=== What to work on ===
Locate each line in the records containing "circle". Copy it.

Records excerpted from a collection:
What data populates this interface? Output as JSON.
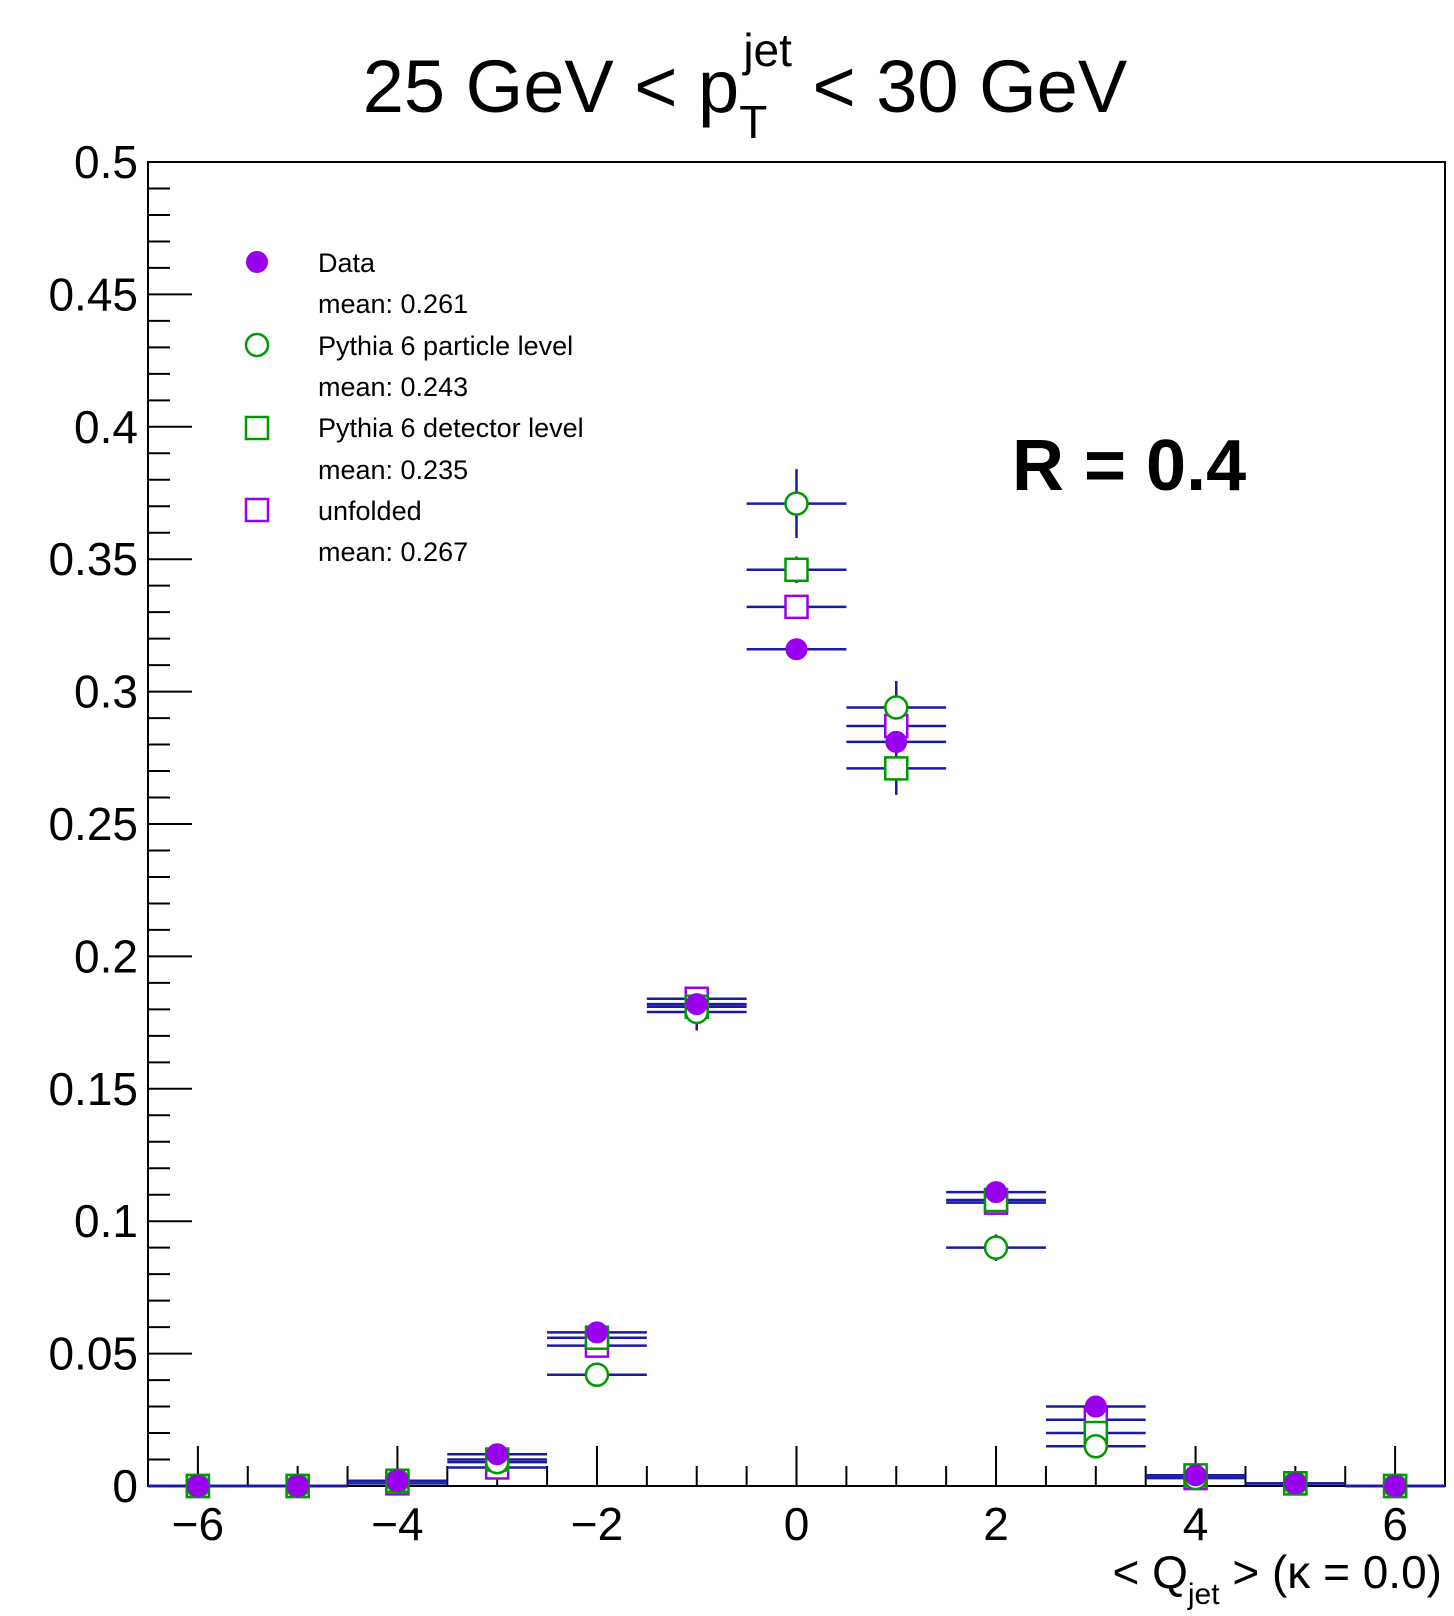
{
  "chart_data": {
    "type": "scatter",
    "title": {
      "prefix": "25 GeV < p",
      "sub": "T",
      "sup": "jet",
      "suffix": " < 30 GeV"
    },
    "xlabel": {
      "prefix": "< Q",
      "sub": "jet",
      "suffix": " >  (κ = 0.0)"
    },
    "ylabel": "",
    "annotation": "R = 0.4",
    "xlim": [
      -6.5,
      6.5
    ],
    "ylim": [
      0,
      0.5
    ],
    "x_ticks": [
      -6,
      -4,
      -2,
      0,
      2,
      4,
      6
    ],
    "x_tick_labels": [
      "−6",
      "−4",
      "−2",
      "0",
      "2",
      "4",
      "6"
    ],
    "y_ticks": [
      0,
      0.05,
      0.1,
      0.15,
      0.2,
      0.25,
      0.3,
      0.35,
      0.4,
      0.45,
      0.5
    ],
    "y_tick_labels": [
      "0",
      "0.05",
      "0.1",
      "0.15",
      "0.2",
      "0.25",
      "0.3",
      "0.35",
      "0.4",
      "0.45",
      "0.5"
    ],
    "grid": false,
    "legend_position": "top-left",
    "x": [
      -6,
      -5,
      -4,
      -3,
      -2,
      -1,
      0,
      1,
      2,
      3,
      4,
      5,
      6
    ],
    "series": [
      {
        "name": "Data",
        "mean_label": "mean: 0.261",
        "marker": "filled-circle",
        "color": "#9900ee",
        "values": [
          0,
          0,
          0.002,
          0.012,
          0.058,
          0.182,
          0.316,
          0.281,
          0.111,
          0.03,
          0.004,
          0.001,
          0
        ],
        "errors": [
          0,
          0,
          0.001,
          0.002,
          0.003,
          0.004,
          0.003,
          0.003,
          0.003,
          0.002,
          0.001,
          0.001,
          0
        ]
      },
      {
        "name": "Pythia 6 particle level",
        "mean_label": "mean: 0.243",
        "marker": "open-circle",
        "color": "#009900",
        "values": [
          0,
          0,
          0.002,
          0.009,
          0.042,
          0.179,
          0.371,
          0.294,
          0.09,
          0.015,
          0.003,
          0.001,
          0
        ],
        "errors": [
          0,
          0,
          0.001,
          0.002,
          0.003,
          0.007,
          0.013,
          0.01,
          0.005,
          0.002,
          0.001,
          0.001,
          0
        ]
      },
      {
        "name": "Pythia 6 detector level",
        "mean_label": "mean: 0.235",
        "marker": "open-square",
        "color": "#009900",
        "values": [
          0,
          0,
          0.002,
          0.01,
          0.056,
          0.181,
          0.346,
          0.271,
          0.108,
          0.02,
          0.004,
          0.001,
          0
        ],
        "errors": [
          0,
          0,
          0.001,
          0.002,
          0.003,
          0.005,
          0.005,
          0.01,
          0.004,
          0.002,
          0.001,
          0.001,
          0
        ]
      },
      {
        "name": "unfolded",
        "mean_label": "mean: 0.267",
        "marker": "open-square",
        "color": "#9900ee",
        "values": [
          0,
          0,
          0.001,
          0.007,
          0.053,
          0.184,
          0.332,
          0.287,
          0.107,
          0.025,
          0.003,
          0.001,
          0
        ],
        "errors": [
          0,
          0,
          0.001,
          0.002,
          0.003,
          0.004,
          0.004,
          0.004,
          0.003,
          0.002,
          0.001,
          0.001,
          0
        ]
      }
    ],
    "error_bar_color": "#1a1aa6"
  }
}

=== The response ===
        "marker": "filled-circle",
        "marker": "open-circle",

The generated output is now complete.